## DATASET RECORDS
● ● ●

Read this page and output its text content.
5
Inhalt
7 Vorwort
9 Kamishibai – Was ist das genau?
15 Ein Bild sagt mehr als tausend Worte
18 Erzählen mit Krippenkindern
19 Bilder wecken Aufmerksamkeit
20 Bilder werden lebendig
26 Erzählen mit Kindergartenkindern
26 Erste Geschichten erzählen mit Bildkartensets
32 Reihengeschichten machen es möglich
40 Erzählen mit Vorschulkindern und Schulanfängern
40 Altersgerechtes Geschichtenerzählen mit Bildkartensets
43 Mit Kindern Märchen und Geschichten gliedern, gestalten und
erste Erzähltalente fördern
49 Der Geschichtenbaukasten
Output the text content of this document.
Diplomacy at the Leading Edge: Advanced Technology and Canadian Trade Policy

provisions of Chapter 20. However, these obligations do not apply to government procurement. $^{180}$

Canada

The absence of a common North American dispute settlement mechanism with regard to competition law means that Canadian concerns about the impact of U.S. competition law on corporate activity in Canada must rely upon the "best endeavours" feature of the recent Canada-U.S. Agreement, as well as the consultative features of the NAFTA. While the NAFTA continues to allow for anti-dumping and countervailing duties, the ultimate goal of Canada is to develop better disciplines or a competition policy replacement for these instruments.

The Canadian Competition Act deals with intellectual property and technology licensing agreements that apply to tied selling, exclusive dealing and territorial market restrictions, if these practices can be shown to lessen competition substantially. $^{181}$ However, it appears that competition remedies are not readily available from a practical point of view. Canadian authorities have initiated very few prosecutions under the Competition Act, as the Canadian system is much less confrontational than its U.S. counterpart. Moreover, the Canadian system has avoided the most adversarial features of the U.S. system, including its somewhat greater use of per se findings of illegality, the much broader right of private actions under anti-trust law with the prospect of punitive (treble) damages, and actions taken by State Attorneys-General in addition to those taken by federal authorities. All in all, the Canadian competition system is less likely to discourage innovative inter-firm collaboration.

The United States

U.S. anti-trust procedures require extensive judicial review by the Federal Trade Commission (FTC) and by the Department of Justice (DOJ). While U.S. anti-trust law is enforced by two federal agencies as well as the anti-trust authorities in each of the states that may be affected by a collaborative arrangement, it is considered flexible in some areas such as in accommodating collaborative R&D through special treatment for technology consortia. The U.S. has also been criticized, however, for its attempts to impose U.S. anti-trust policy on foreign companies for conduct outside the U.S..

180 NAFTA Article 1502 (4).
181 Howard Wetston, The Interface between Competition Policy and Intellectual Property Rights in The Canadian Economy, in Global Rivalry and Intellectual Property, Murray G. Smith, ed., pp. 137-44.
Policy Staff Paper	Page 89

● ● ●

## EXERCISE BRIEF
All the data must be duplicated exactly, with nothing added or removed.

## EXERCISE RESPONSE
Read this page and output its text content.
5
Inhalt
7 Vorwort
9 Kamishibai – Was ist das genau?
15 Ein Bild sagt mehr als tausend Worte
18 Erzählen mit Krippenkindern
19 Bilder wecken Aufmerksamkeit
20 Bilder werden lebendig
26 Erzählen mit Kindergartenkindern
26 Erste Geschichten erzählen mit Bildkartensets
32 Reihengeschichten machen es möglich
40 Erzählen mit Vorschulkindern und Schulanfängern
40 Altersgerechtes Geschichtenerzählen mit Bildkartensets
43 Mit Kindern Märchen und Geschichten gliedern, gestalten und
erste Erzähltalente fördern
49 Der Geschichtenbaukasten
Output the text content of this document.
Diplomacy at the Leading Edge: Advanced Technology and Canadian Trade Policy

provisions of Chapter 20. However, these obligations do not apply to government procurement. $^{180}$

Canada

The absence of a common North American dispute settlement mechanism with regard to competition law means that Canadian concerns about the impact of U.S. competition law on corporate activity in Canada must rely upon the "best endeavours" feature of the recent Canada-U.S. Agreement, as well as the consultative features of the NAFTA. While the NAFTA continues to allow for anti-dumping and countervailing duties, the ultimate goal of Canada is to develop better disciplines or a competition policy replacement for these instruments.

The Canadian Competition Act deals with intellectual property and technology licensing agreements that apply to tied selling, exclusive dealing and territorial market restrictions, if these practices can be shown to lessen competition substantially. $^{181}$ However, it appears that competition remedies are not readily available from a practical point of view. Canadian authorities have initiated very few prosecutions under the Competition Act, as the Canadian system is much less confrontational than its U.S. counterpart. Moreover, the Canadian system has avoided the most adversarial features of the U.S. system, including its somewhat greater use of per se findings of illegality, the much broader right of private actions under anti-trust law with the prospect of punitive (treble) damages, and actions taken by State Attorneys-General in addition to those taken by federal authorities. All in all, the Canadian competition system is less likely to discourage innovative inter-firm collaboration.

The United States

U.S. anti-trust procedures require extensive judicial review by the Federal Trade Commission (FTC) and by the Department of Justice (DOJ). While U.S. anti-trust law is enforced by two federal agencies as well as the anti-trust authorities in each of the states that may be affected by a collaborative arrangement, it is considered flexible in some areas such as in accommodating collaborative R&D through special treatment for technology consortia. The U.S. has also been criticized, however, for its attempts to impose U.S. anti-trust policy on foreign companies for conduct outside the U.S..

180 NAFTA Article 1502 (4).
181 Howard Wetston, The Interface between Competition Policy and Intellectual Property Rights in The Canadian Economy, in Global Rivalry and Intellectual Property, Murray G. Smith, ed., pp. 137-44.
Policy Staff Paper	Page 89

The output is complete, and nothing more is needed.